(Dataset items)

## start

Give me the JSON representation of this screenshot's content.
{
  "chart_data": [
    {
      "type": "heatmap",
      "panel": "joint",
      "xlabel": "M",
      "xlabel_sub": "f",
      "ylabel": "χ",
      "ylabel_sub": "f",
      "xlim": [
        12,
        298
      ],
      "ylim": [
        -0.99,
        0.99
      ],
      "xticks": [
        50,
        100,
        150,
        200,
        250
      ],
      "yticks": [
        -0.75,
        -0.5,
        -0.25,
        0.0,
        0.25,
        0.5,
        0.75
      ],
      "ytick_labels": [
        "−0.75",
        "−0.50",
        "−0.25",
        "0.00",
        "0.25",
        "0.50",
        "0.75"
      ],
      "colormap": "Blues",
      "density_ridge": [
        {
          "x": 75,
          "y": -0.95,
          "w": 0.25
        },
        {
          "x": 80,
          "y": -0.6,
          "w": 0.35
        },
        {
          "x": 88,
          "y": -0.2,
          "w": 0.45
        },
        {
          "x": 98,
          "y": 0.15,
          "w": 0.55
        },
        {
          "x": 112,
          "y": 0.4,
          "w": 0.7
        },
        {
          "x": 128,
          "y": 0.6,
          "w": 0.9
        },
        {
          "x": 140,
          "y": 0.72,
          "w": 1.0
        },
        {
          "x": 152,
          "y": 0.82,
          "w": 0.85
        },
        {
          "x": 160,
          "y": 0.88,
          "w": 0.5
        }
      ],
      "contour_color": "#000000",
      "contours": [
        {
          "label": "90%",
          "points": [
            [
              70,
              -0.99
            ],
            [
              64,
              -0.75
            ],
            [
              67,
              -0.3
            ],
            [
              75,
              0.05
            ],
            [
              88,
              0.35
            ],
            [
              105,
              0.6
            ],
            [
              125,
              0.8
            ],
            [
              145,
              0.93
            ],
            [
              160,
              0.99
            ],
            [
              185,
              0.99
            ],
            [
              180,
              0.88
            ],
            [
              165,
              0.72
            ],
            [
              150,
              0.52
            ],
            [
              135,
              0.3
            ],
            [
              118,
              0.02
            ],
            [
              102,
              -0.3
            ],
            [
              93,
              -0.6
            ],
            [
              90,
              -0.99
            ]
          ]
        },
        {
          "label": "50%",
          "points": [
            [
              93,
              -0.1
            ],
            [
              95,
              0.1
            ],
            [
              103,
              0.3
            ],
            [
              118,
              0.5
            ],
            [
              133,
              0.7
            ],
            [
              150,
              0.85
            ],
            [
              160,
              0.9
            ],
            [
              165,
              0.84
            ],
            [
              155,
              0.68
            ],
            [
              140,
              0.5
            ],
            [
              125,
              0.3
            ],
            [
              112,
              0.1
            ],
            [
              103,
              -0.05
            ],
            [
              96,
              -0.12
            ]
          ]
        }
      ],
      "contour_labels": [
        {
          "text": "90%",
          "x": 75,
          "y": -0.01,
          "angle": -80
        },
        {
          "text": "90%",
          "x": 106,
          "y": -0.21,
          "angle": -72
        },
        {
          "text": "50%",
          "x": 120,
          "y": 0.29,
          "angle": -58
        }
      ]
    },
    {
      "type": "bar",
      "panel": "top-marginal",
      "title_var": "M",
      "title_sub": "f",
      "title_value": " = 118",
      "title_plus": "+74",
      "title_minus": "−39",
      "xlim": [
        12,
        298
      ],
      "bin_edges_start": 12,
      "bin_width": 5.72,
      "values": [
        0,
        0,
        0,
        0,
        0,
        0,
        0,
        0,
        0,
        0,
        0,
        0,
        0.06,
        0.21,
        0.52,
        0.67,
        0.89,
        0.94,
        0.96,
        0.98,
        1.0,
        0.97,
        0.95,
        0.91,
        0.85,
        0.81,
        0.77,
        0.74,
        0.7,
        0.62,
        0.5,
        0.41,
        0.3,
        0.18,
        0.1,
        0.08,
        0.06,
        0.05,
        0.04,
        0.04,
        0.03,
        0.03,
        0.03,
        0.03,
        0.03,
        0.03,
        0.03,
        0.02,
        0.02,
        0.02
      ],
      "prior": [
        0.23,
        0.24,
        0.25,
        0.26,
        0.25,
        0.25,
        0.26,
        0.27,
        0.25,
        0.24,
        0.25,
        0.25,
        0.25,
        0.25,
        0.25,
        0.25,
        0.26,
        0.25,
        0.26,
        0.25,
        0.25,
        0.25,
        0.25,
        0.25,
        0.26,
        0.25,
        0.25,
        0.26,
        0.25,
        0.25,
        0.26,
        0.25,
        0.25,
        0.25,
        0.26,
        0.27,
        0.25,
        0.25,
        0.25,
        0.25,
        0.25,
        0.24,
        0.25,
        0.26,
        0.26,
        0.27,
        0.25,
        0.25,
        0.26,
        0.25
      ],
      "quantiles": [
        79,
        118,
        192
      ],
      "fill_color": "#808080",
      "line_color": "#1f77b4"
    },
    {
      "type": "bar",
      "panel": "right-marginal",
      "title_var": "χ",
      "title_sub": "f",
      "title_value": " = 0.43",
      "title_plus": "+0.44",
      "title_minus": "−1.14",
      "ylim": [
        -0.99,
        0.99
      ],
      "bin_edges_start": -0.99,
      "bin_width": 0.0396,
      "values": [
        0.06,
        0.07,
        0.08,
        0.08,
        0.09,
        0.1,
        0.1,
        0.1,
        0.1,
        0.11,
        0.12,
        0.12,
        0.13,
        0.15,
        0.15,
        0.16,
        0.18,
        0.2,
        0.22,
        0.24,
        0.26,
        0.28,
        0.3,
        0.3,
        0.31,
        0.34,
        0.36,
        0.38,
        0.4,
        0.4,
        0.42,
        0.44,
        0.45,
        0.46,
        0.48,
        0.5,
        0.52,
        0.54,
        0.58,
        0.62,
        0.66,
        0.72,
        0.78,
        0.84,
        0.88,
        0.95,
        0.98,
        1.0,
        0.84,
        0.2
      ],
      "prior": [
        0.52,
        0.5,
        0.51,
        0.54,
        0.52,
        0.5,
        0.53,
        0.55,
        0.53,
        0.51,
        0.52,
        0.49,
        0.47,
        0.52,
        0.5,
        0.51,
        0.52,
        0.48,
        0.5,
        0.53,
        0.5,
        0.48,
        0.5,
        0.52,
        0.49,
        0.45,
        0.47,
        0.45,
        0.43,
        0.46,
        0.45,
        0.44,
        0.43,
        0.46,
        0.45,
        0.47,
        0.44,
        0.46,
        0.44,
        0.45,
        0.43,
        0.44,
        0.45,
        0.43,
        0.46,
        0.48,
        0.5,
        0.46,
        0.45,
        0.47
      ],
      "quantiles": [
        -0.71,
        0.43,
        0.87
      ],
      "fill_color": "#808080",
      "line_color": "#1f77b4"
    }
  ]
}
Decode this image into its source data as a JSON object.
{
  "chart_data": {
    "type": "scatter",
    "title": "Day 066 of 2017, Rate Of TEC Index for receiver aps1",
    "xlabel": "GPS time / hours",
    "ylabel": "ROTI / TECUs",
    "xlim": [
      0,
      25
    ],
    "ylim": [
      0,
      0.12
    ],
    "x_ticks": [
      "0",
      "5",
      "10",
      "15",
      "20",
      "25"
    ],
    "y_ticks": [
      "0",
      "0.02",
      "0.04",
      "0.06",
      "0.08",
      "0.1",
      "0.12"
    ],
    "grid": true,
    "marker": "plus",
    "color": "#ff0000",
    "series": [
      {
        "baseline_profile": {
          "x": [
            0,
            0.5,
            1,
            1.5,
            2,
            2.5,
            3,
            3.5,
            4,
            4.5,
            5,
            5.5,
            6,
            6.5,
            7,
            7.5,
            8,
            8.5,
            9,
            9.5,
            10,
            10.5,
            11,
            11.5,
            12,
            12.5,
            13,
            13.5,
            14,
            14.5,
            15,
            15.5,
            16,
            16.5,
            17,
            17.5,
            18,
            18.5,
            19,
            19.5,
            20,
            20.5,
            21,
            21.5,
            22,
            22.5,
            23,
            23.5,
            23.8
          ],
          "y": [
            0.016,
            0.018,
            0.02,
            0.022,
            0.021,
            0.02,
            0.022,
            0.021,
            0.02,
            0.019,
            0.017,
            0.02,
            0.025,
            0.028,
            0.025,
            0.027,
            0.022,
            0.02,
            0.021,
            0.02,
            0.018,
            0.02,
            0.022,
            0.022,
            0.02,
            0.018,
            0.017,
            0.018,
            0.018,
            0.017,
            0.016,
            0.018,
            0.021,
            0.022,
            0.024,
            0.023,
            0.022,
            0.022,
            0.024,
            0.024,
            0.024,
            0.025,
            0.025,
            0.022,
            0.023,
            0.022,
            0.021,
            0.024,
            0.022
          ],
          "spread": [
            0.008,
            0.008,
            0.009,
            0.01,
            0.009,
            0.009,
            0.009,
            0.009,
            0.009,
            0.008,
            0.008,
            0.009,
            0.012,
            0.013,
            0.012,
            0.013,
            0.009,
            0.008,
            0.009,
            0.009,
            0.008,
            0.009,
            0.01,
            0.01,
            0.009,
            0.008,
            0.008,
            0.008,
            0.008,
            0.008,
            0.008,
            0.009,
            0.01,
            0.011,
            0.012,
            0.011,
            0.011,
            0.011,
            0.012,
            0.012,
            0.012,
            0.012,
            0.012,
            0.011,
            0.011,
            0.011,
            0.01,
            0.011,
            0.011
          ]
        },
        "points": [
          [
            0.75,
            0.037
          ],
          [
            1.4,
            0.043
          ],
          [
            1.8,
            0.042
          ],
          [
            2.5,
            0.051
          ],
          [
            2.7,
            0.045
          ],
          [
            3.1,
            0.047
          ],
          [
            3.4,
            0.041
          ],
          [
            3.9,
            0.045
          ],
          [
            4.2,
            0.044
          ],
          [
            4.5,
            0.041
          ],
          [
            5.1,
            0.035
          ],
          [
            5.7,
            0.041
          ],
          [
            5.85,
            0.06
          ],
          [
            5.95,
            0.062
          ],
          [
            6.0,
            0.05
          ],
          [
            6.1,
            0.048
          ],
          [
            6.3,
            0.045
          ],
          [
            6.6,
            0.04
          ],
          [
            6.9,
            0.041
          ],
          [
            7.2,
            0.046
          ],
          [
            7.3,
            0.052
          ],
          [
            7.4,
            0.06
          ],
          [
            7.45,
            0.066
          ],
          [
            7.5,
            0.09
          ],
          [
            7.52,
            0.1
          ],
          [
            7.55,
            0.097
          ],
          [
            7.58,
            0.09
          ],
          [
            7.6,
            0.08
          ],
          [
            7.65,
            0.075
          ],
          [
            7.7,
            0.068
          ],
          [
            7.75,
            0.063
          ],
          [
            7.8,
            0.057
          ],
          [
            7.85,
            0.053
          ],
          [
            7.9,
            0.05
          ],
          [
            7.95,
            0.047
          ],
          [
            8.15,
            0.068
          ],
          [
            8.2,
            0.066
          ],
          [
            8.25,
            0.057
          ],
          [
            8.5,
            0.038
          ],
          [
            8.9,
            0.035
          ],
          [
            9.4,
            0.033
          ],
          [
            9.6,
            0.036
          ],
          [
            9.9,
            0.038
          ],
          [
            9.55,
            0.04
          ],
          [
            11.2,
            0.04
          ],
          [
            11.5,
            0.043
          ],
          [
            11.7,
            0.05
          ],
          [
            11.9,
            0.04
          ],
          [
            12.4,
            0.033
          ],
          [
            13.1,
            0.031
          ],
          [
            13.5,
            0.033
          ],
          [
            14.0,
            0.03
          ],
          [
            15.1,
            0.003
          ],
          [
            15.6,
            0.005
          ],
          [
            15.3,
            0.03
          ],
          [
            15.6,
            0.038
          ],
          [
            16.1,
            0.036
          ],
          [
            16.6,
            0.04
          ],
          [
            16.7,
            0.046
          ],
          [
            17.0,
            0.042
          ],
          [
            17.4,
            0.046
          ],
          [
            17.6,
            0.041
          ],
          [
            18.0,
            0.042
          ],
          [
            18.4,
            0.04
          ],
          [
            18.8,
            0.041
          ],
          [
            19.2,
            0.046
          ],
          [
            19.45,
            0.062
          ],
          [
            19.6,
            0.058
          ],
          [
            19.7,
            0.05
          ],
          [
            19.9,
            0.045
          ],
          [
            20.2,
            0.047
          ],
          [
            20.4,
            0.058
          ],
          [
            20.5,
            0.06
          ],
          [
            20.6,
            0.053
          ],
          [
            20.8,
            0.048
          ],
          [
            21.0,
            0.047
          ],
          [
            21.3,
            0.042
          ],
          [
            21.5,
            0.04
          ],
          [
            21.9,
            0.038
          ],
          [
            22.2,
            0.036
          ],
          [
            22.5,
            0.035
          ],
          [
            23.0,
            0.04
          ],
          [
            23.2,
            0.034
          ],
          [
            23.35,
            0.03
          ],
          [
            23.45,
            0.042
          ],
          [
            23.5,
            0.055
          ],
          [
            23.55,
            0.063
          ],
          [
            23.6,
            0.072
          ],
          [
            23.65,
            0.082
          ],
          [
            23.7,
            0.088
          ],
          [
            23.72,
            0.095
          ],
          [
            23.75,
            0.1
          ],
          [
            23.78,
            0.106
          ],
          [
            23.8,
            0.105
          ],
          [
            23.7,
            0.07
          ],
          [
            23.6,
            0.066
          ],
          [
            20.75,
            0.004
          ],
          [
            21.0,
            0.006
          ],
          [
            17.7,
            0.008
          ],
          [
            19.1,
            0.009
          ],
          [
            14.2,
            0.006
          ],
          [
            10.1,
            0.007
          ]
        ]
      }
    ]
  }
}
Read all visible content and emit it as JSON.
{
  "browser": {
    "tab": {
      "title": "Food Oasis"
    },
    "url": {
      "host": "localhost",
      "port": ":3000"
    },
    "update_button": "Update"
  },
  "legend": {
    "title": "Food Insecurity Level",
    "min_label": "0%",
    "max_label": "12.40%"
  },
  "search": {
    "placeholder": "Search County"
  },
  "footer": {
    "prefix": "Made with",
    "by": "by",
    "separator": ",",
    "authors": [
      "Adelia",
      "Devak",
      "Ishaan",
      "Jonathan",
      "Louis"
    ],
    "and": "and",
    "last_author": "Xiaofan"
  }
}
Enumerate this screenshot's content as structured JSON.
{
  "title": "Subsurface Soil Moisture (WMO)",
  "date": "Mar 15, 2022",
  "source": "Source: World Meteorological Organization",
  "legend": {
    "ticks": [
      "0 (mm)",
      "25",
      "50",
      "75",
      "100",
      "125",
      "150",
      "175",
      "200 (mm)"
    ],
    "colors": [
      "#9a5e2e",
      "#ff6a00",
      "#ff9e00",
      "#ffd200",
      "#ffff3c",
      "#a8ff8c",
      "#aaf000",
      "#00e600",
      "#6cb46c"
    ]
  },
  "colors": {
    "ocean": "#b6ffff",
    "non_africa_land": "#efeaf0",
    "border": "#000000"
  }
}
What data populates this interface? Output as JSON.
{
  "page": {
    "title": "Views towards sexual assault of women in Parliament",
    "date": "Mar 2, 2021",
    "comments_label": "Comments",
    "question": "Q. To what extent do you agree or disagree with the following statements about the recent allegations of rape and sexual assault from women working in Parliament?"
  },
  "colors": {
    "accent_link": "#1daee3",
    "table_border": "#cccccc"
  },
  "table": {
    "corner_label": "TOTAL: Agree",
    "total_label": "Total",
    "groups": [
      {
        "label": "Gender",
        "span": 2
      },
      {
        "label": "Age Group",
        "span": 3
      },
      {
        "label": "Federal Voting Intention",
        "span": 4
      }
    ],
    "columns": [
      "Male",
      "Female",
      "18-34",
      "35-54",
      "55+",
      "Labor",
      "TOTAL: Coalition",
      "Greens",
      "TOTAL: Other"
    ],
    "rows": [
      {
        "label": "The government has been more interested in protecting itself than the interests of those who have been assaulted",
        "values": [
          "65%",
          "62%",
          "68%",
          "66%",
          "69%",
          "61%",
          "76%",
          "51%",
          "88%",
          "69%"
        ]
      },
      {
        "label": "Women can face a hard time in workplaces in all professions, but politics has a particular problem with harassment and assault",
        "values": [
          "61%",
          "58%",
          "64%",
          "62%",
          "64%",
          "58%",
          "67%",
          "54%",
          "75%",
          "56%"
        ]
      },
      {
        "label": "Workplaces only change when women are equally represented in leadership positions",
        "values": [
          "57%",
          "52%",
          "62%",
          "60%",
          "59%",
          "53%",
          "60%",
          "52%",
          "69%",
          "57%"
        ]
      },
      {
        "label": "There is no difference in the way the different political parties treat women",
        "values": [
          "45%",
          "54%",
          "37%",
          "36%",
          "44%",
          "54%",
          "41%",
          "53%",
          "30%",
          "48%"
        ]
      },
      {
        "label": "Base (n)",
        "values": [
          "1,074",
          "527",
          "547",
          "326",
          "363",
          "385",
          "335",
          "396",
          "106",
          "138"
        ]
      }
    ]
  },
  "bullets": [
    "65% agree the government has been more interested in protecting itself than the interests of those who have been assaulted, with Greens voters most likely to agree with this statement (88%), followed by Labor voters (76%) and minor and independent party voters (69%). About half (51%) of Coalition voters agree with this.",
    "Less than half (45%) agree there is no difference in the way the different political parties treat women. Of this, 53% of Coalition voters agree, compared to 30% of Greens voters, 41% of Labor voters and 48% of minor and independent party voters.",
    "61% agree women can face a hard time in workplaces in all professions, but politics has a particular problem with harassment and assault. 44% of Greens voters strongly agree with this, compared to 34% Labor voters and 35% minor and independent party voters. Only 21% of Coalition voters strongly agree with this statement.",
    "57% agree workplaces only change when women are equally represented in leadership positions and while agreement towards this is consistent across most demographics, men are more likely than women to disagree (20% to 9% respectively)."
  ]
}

## end

**WHAT YOU WILL DO**
List each line of the entries that holds the string "Parliament".

**COMPLETED TASK**
    "title": "Views towards sexual assault of women in Parliament",
    "question": "Q. To what extent do you agree or disagree with the following statements about the recent allegations of rape and sexual assault from women working in Parliament?"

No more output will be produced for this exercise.